═════ Information shown

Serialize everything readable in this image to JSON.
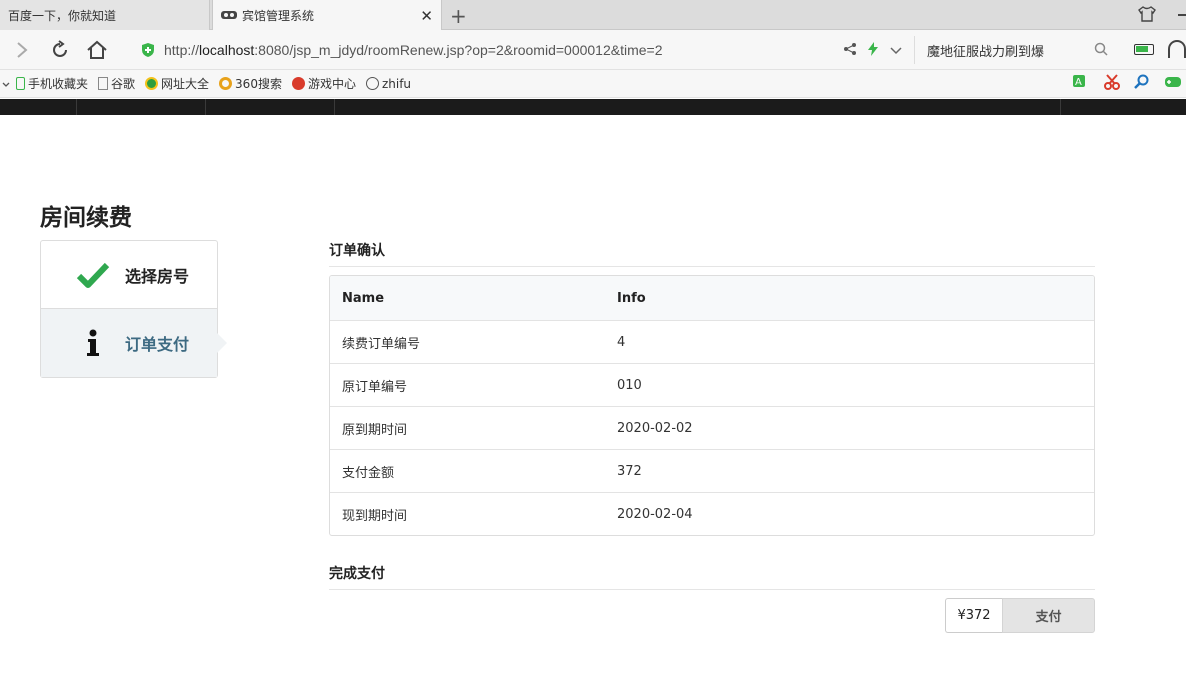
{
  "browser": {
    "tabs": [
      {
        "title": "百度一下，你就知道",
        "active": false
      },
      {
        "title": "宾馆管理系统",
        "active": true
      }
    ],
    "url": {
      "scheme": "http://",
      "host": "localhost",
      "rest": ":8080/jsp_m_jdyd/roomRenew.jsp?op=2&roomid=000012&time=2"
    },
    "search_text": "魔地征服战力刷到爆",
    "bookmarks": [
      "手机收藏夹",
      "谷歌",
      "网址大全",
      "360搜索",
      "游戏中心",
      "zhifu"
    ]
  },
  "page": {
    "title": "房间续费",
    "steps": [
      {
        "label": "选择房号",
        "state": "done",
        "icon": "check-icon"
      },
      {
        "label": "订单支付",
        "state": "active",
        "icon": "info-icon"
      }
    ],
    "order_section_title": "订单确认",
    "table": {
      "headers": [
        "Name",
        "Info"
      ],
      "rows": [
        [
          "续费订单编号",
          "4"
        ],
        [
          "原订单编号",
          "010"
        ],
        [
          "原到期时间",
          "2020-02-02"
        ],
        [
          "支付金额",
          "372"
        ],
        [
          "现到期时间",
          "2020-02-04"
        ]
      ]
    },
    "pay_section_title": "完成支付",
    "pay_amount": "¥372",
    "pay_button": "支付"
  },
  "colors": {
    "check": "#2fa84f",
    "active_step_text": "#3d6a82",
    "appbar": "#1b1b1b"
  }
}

══════════

**What you have to do**
Output the data exactly. Pictures don't belong in the result.

**Exercise solution**
Serialize everything readable in this image to JSON.
{
  "browser": {
    "tabs": [
      {
        "title": "百度一下，你就知道",
        "active": false
      },
      {
        "title": "宾馆管理系统",
        "active": true
      }
    ],
    "url": {
      "scheme": "http://",
      "host": "localhost",
      "rest": ":8080/jsp_m_jdyd/roomRenew.jsp?op=2&roomid=000012&time=2"
    },
    "search_text": "魔地征服战力刷到爆",
    "bookmarks": [
      "手机收藏夹",
      "谷歌",
      "网址大全",
      "360搜索",
      "游戏中心",
      "zhifu"
    ]
  },
  "page": {
    "title": "房间续费",
    "steps": [
      {
        "label": "选择房号",
        "state": "done",
        "icon": "check-icon"
      },
      {
        "label": "订单支付",
        "state": "active",
        "icon": "info-icon"
      }
    ],
    "order_section_title": "订单确认",
    "table": {
      "headers": [
        "Name",
        "Info"
      ],
      "rows": [
        [
          "续费订单编号",
          "4"
        ],
        [
          "原订单编号",
          "010"
        ],
        [
          "原到期时间",
          "2020-02-02"
        ],
        [
          "支付金额",
          "372"
        ],
        [
          "现到期时间",
          "2020-02-04"
        ]
      ]
    },
    "pay_section_title": "完成支付",
    "pay_amount": "¥372",
    "pay_button": "支付"
  },
  "colors": {
    "check": "#2fa84f",
    "active_step_text": "#3d6a82",
    "appbar": "#1b1b1b"
  }
}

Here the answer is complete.